• TASK TO COMPLETE:
Go through the listing below and list every line with "text".

• ENTRIES SUPPLIED:
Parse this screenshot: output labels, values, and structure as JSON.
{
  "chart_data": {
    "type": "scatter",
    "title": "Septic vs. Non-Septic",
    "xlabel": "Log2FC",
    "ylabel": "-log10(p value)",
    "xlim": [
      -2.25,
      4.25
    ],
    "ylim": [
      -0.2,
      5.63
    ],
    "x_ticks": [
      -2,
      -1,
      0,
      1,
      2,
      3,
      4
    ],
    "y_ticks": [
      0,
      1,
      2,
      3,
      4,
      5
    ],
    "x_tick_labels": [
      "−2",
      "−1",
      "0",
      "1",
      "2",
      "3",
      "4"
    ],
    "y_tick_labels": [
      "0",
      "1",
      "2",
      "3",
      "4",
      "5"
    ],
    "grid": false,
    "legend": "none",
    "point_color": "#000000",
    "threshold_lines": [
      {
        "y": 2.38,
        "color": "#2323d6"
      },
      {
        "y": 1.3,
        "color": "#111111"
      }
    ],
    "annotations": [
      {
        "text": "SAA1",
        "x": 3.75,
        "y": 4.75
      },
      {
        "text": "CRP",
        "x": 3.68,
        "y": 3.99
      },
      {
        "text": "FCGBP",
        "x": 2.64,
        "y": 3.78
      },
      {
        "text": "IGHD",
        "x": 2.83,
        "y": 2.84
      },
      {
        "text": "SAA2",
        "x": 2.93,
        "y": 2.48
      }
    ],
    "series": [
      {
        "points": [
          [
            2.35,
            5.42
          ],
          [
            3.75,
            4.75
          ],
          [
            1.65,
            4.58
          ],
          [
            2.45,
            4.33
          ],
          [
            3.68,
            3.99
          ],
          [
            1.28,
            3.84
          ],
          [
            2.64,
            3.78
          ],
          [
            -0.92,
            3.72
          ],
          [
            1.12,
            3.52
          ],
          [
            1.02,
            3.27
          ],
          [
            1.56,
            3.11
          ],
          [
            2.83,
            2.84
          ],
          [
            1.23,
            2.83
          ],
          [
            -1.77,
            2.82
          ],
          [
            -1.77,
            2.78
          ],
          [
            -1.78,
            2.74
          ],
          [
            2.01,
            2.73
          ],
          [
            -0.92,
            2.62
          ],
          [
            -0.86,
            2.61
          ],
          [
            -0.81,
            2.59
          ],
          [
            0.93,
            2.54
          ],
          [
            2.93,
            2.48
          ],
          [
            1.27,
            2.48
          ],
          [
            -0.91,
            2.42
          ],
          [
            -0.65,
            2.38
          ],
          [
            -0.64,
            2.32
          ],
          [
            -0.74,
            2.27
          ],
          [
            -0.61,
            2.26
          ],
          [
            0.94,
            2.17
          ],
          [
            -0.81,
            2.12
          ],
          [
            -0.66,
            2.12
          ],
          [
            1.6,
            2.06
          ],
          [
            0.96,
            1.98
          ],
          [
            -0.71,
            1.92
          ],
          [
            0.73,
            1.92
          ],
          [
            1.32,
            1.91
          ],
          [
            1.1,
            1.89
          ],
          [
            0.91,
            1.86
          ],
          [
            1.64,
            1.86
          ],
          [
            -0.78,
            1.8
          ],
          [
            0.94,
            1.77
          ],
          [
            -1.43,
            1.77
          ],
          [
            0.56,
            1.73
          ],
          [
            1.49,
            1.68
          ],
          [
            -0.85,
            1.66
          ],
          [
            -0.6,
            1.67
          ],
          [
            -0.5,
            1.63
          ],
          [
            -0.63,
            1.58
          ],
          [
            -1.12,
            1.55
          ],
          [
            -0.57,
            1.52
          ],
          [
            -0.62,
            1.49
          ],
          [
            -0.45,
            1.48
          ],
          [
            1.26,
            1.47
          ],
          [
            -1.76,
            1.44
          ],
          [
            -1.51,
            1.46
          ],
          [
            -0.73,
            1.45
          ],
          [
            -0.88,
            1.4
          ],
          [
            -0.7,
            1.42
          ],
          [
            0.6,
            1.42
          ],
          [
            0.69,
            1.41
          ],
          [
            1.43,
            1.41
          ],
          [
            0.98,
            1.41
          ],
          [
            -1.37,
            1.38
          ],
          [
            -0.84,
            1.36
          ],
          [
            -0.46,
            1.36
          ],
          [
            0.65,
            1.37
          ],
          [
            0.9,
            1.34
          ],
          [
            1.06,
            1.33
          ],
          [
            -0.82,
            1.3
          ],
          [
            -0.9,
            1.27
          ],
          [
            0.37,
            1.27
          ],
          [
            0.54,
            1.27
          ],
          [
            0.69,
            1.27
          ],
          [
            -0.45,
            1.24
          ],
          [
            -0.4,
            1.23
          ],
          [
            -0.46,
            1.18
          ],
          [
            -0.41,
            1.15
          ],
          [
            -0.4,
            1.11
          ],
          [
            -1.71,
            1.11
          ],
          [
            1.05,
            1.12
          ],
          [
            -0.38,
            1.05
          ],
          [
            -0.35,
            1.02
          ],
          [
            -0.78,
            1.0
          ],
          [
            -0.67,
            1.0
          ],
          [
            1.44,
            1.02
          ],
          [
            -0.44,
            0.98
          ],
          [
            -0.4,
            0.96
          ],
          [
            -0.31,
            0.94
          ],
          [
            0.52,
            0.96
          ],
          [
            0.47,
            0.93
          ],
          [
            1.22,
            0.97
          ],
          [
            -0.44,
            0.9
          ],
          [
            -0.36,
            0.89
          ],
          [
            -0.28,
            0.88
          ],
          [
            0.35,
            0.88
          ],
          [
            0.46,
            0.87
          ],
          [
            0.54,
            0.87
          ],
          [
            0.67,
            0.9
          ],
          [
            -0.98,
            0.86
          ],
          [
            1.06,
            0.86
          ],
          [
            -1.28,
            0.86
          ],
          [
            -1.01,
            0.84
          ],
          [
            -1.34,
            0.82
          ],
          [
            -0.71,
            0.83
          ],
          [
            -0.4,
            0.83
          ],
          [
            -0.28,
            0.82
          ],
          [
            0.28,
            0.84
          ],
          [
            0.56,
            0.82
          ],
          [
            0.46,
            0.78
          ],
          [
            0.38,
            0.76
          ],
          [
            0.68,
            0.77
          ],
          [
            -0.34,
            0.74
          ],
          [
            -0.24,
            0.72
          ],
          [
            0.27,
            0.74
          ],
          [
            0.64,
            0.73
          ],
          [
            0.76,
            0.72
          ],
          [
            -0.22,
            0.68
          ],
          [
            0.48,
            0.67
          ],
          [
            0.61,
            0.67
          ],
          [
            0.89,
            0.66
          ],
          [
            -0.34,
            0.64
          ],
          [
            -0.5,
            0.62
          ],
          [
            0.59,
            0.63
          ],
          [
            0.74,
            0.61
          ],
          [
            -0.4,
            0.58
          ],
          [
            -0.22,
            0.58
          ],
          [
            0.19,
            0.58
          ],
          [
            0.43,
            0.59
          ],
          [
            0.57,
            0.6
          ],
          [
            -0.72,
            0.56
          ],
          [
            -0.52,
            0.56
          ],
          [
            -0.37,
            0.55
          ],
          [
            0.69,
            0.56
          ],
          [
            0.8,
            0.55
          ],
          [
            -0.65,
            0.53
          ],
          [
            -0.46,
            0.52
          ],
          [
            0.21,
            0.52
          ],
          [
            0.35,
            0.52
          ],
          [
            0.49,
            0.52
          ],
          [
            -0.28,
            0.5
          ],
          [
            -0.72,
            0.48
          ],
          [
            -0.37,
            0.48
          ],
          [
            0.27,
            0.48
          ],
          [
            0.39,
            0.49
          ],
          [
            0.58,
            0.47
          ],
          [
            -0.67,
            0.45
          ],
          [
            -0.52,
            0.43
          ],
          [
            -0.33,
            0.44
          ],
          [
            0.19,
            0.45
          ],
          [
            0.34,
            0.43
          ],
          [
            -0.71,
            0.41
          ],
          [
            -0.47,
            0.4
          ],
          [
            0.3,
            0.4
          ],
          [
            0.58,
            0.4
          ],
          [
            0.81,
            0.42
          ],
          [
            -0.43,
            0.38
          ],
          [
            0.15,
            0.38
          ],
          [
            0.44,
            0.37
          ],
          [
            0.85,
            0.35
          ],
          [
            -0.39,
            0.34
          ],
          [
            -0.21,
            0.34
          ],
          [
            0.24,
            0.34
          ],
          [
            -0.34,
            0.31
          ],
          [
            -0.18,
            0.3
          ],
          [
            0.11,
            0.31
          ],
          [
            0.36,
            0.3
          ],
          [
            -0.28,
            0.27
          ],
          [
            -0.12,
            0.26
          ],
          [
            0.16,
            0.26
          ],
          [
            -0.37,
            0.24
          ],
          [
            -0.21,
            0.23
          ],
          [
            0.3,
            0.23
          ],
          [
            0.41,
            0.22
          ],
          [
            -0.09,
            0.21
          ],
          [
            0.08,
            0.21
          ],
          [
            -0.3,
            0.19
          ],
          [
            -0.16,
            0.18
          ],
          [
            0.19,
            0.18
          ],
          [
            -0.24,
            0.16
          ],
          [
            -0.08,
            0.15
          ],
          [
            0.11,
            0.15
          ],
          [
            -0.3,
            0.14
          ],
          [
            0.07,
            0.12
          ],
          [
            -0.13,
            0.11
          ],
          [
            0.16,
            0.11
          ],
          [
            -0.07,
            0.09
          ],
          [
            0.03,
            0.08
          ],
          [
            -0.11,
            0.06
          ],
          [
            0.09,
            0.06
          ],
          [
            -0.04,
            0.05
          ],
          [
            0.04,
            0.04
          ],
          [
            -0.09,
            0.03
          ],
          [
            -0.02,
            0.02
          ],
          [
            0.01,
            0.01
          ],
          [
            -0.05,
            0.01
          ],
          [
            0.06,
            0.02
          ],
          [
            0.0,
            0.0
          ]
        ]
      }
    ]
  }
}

• ANSWER:
        "text": "SAA1",
        "text": "CRP",
        "text": "FCGBP",
        "text": "IGHD",
        "text": "SAA2",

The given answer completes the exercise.